TASK PROMPT:
Only lines holding the string "Syrie" are wanted; copy each one from the material.

RECORD EXTRACTS:
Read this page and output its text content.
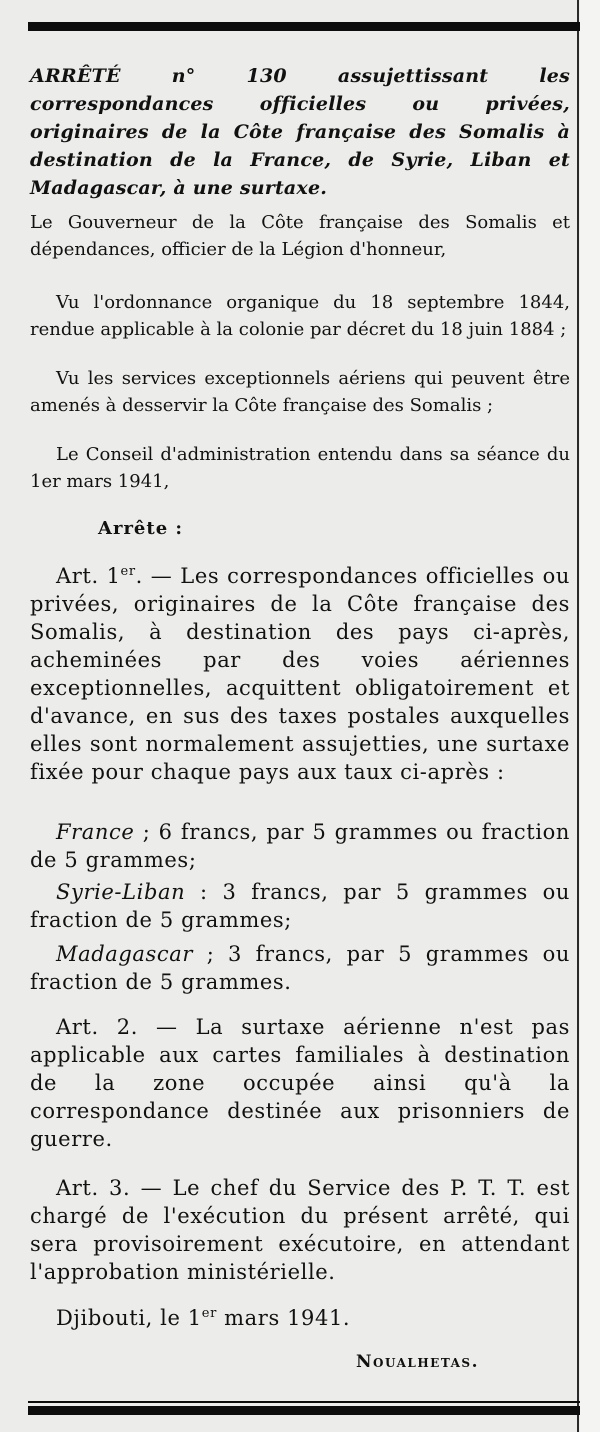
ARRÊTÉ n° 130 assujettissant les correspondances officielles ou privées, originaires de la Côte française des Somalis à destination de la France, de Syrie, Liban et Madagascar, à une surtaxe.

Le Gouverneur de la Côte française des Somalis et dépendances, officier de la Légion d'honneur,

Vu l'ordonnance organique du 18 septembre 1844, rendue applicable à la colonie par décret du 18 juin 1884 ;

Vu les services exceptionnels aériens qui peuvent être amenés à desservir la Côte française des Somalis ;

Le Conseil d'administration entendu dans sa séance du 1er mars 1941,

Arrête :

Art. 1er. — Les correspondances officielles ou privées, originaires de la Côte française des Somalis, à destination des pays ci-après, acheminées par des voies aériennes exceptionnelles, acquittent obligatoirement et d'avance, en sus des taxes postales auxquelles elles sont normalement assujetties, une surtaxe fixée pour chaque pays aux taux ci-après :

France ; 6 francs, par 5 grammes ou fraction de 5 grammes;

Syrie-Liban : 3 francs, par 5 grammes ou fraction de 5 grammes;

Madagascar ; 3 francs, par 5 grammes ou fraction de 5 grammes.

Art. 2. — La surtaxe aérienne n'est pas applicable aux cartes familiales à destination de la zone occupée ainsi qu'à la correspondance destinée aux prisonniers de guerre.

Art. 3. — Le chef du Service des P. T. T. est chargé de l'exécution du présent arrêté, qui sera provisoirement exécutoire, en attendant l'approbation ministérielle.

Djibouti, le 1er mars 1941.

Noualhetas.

* * *

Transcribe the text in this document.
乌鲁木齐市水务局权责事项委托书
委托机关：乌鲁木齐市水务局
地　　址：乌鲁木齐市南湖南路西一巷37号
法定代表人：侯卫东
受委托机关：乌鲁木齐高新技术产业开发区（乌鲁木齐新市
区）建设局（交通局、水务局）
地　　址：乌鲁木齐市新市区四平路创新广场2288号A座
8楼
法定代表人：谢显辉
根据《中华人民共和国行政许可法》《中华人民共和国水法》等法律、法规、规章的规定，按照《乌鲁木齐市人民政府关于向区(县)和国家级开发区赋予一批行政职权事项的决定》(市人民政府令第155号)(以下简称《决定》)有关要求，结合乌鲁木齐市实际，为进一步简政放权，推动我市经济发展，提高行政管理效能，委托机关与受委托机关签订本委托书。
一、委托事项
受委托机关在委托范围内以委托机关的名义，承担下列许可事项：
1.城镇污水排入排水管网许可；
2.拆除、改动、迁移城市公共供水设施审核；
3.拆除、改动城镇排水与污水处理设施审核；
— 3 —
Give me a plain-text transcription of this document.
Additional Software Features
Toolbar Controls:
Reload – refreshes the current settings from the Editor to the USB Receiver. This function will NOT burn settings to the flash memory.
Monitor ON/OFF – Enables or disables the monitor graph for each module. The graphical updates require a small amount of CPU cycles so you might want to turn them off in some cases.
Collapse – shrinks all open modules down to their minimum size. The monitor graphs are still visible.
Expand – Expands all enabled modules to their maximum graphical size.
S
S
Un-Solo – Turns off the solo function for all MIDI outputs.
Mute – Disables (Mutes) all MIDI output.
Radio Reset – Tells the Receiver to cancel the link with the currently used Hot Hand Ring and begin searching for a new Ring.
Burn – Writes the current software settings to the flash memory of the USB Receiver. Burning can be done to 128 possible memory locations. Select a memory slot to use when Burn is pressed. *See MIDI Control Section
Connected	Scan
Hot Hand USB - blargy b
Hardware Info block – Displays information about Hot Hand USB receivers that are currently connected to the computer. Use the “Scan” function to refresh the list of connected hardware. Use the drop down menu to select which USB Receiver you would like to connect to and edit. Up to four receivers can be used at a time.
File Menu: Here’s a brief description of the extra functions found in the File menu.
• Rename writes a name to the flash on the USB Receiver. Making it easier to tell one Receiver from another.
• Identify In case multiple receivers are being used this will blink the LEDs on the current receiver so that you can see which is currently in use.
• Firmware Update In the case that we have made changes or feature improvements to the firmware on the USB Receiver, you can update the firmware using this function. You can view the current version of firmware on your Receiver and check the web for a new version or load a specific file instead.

--

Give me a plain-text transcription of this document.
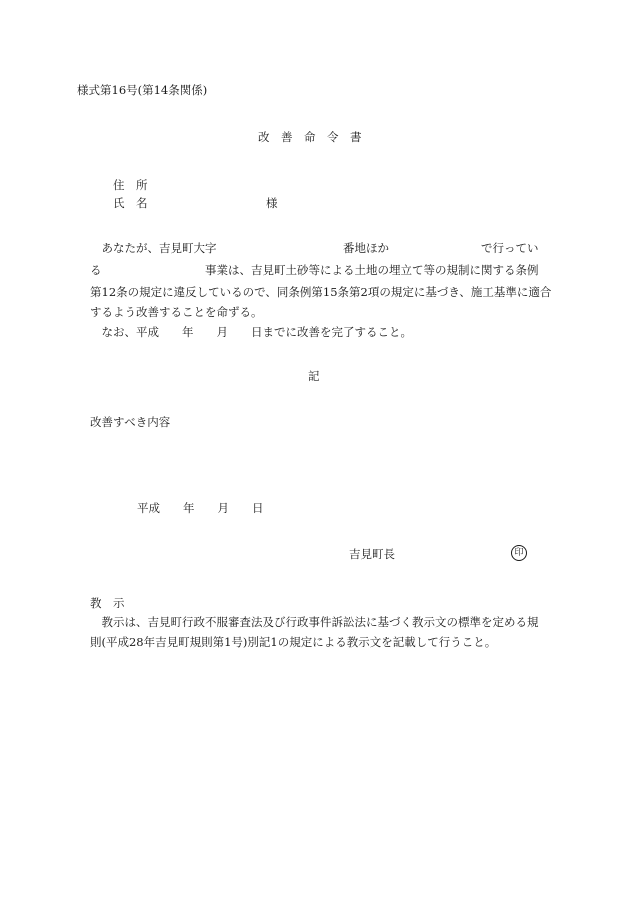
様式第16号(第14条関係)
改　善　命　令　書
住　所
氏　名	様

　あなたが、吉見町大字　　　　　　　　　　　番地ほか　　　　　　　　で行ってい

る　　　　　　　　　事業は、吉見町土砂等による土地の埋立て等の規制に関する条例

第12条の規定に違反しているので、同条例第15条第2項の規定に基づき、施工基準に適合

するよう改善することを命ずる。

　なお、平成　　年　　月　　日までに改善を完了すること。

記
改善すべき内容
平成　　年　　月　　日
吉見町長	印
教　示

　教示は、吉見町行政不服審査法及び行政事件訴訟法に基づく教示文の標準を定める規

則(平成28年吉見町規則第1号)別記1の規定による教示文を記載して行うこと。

TASK SOLUTION:
ARRÊTÉ n° 130 assujettissant les correspondances officielles ou privées, originaires de la Côte française des Somalis à destination de la France, de Syrie, Liban et Madagascar, à une surtaxe.
Syrie-Liban : 3 francs, par 5 grammes ou fraction de 5 grammes;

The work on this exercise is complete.